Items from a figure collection

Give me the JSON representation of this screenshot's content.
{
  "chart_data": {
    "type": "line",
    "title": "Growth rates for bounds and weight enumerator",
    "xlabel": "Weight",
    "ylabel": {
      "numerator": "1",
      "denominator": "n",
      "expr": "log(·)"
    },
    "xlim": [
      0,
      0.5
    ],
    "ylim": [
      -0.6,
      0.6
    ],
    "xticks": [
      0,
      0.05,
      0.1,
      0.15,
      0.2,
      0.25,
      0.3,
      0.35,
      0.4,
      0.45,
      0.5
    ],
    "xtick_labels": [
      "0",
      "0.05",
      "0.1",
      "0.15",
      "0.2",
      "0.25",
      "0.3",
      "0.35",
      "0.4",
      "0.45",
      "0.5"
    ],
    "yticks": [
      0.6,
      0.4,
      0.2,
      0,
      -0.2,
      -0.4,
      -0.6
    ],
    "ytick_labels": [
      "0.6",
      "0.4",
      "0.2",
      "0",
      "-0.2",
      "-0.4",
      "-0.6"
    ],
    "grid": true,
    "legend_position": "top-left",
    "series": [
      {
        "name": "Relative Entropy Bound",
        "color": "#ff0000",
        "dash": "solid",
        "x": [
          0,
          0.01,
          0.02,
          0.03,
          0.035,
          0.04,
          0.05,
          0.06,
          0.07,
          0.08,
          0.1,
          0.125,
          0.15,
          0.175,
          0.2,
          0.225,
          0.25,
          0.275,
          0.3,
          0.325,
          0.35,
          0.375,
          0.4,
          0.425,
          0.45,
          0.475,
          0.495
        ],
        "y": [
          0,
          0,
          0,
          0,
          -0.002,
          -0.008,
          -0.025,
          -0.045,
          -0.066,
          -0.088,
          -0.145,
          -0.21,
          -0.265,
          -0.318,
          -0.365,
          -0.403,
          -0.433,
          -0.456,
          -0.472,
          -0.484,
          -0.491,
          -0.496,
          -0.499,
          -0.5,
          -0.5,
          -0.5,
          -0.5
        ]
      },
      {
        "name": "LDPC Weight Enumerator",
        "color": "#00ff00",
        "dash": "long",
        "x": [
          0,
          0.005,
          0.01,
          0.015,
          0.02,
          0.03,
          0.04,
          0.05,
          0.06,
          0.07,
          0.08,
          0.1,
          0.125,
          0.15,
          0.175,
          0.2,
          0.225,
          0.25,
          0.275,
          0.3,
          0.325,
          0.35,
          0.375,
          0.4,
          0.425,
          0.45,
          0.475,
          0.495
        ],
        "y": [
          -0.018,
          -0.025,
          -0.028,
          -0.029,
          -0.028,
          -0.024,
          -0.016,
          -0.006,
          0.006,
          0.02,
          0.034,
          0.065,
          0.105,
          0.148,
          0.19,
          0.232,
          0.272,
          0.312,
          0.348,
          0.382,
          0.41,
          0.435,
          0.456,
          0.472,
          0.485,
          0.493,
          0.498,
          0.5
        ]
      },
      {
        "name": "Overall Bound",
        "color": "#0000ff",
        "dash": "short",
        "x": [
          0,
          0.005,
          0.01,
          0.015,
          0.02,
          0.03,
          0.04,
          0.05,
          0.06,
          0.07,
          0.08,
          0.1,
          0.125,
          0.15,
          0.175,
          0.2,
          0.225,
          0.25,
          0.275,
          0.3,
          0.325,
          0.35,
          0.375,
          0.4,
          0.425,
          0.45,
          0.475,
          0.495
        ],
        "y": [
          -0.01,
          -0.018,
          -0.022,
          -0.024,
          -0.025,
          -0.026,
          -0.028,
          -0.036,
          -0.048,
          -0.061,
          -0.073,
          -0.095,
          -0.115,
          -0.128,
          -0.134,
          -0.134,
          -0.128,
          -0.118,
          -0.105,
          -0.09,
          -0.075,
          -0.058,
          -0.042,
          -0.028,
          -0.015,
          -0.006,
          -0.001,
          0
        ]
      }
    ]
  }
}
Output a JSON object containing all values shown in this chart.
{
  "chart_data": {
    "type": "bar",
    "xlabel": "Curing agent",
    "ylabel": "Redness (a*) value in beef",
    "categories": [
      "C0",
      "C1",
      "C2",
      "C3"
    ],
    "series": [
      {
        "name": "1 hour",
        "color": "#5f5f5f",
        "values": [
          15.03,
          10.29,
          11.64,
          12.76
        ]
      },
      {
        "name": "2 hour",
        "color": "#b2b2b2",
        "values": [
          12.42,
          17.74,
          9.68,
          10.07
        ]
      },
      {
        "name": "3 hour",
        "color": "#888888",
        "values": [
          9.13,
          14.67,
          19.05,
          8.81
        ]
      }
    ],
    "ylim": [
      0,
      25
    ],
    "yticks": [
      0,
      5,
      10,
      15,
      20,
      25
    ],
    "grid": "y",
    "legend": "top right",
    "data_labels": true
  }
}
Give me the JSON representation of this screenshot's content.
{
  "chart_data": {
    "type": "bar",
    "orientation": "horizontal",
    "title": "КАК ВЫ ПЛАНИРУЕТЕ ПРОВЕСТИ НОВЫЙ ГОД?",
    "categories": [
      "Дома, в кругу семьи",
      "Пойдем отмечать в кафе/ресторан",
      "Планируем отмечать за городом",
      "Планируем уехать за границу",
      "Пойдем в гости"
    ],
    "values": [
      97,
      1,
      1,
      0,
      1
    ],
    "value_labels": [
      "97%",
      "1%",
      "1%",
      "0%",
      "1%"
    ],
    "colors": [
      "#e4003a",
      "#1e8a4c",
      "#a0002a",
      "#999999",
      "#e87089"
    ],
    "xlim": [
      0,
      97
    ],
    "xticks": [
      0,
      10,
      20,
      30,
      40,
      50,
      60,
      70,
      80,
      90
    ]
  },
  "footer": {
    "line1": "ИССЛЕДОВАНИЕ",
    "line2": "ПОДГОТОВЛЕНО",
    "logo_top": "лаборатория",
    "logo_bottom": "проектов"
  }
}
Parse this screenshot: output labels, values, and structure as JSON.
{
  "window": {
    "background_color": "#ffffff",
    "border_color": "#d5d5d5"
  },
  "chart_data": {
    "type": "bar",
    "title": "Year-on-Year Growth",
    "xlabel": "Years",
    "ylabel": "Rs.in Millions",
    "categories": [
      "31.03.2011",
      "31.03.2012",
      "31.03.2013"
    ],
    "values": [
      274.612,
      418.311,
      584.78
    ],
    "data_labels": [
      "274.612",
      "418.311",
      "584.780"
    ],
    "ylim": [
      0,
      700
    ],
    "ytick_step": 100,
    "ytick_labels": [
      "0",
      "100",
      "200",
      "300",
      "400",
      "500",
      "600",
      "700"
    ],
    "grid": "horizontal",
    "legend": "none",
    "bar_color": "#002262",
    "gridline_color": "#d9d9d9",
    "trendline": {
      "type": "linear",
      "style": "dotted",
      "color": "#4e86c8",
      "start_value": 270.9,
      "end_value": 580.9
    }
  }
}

**What the task asks:**
Determine how many lines include the word "Growth" and report that number by itself.

**Completed task:**
2